**Exercise objective**
Only the number is wanted: how many lines contain the string "icon"?

- - - -

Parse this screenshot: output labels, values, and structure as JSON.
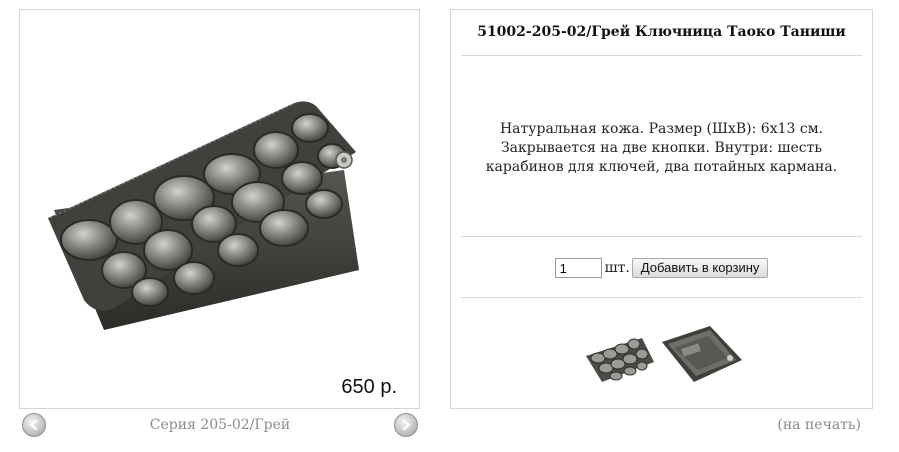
{
  "product": {
    "title": "51002-205-02/Грей Ключница Таоко Таниши",
    "description": "Натуральная кожа. Размер (ШхВ): 6х13 см. Закрывается на две кнопки. Внутри: шесть карабинов для ключей, два потайных кармана.",
    "price": "650 р."
  },
  "gallery": {
    "series_label": "Серия 205-02/Грей",
    "prev_icon": "arrow-left-icon",
    "next_icon": "arrow-right-icon"
  },
  "cart": {
    "quantity": "1",
    "unit": "шт.",
    "add_button": "Добавить в корзину"
  },
  "print_link": "(на печать)"
}
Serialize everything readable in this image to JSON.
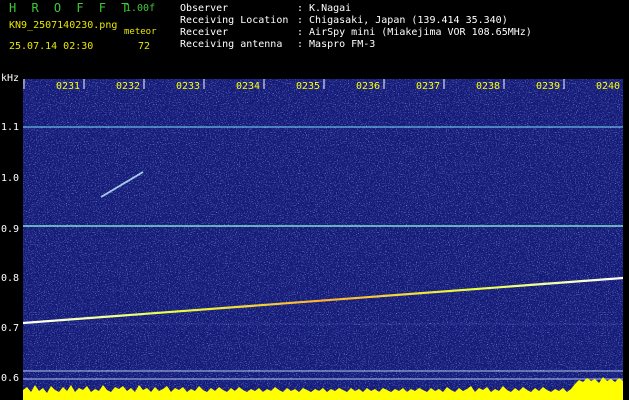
{
  "header": {
    "app_title": "H R O F F T",
    "version": "1.00f",
    "filename": "KN9_2507140230.png",
    "meteor_label": "meteor",
    "datetime": "25.07.14 02:30",
    "meteor_count": "72"
  },
  "info": [
    {
      "label": "Observer",
      "value": ": K.Nagai"
    },
    {
      "label": "Receiving Location",
      "value": ": Chigasaki, Japan (139.414 35.340)"
    },
    {
      "label": "Receiver",
      "value": ": AirSpy mini (Miakejima VOR 108.65MHz)"
    },
    {
      "label": "Receiving antenna",
      "value": ": Maspro FM-3"
    }
  ],
  "axis": {
    "y_unit": "kHz",
    "time_ticks": [
      "0231",
      "0232",
      "0233",
      "0234",
      "0235",
      "0236",
      "0237",
      "0238",
      "0239",
      "0240"
    ],
    "freq_ticks": [
      "1.1",
      "1.0",
      "0.9",
      "0.8",
      "0.7",
      "0.6"
    ]
  },
  "colors": {
    "background": "#000000",
    "spectrogram_base": "#141a78",
    "tick_label": "#ffff00",
    "title": "#3fc838",
    "trace": "#e8ff40"
  }
}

- - - -

**Result**
2